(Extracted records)
■ ■ ■

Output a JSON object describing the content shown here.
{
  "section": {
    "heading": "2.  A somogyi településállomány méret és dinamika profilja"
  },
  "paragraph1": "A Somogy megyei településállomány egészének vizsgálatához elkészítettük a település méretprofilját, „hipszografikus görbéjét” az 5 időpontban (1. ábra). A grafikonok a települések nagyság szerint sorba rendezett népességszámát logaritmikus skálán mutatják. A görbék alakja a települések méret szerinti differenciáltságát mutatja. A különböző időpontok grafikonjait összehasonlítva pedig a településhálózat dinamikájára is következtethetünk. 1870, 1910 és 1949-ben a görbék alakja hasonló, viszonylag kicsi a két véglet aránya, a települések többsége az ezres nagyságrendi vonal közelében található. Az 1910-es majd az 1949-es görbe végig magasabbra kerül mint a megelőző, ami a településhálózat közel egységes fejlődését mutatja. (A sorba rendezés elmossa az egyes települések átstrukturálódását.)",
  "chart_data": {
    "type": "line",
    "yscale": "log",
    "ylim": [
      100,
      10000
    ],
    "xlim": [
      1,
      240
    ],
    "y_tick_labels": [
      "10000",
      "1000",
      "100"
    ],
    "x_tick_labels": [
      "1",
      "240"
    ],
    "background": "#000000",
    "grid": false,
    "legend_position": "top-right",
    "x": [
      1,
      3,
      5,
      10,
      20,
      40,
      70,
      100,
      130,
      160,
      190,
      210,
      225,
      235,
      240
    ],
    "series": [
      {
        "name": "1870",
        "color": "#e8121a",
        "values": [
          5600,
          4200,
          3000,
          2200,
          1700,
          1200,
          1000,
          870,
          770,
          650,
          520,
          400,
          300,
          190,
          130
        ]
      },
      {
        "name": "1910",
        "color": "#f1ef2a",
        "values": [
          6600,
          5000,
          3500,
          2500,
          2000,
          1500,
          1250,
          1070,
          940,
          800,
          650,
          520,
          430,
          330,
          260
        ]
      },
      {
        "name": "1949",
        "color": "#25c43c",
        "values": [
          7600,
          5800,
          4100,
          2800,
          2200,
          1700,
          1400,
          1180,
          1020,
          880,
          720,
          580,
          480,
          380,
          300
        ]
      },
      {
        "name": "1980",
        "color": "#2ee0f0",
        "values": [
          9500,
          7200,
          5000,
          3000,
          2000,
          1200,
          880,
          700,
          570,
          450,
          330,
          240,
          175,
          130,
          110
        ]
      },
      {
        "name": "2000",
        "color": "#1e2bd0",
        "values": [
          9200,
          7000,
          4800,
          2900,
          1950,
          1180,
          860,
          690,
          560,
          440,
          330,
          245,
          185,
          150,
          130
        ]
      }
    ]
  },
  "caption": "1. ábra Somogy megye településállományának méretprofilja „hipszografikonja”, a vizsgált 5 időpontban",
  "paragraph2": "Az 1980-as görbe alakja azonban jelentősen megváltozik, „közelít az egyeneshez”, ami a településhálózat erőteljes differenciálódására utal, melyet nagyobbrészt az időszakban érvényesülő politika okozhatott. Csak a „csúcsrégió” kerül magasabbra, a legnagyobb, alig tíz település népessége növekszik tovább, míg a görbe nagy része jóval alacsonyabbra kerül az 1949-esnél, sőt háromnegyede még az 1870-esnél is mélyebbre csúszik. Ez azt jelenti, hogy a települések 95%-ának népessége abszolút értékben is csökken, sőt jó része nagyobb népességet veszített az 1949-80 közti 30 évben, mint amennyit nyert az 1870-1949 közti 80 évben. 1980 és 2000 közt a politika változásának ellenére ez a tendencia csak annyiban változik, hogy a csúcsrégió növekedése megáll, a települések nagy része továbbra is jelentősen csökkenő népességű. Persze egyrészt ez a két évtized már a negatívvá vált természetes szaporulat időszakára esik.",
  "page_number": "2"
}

■ ■ ■

Description of the task: Using the records above, gather all lines where the string "településhálózat" is present.

Output below:
  "paragraph1": "A Somogy megyei településállomány egészének vizsgálatához elkészítettük a település méretprofilját, „hipszografikus görbéjét” az 5 időpontban (1. ábra). A grafikonok a települések nagyság szerint sorba rendezett népességszámát logaritmikus skálán mutatják. A görbék alakja a települések méret szerinti differenciáltságát mutatja. A különböző időpontok grafikonjait összehasonlítva pedig a településhálózat dinamikájára is következtethetünk. 1870, 1910 és 1949-ben a görbék alakja hasonló, viszonylag kicsi a két véglet aránya, a települések többsége az ezres nagyságrendi vonal közelében található. Az 1910-es majd az 1949-es görbe végig magasabbra kerül mint a megelőző, ami a településhálózat közel egységes fejlődését mutatja. (A sorba rendezés elmossa az egyes települések átstrukturálódását.)",
  "paragraph2": "Az 1980-as görbe alakja azonban jelentősen megváltozik, „közelít az egyeneshez”, ami a településhálózat erőteljes differenciálódására utal, melyet nagyobbrészt az időszakban érvényesülő politika okozhatott. Csak a „csúcsrégió” kerül magasabbra, a legnagyobb, alig tíz település népessége növekszik tovább, míg a görbe nagy része jóval alacsonyabbra kerül az 1949-esnél, sőt háromnegyede még az 1870-esnél is mélyebbre csúszik. Ez azt jelenti, hogy a települések 95%-ának népessége abszolút értékben is csökken, sőt jó része nagyobb népességet veszített az 1949-80 közti 30 évben, mint amennyit nyert az 1870-1949 közti 80 évben. 1980 és 2000 közt a politika változásának ellenére ez a tendencia csak annyiban változik, hogy a csúcsrégió növekedése megáll, a települések nagy része továbbra is jelentősen csökkenő népességű. Persze egyrészt ez a két évtized már a negatívvá vált természetes szaporulat időszakára esik.",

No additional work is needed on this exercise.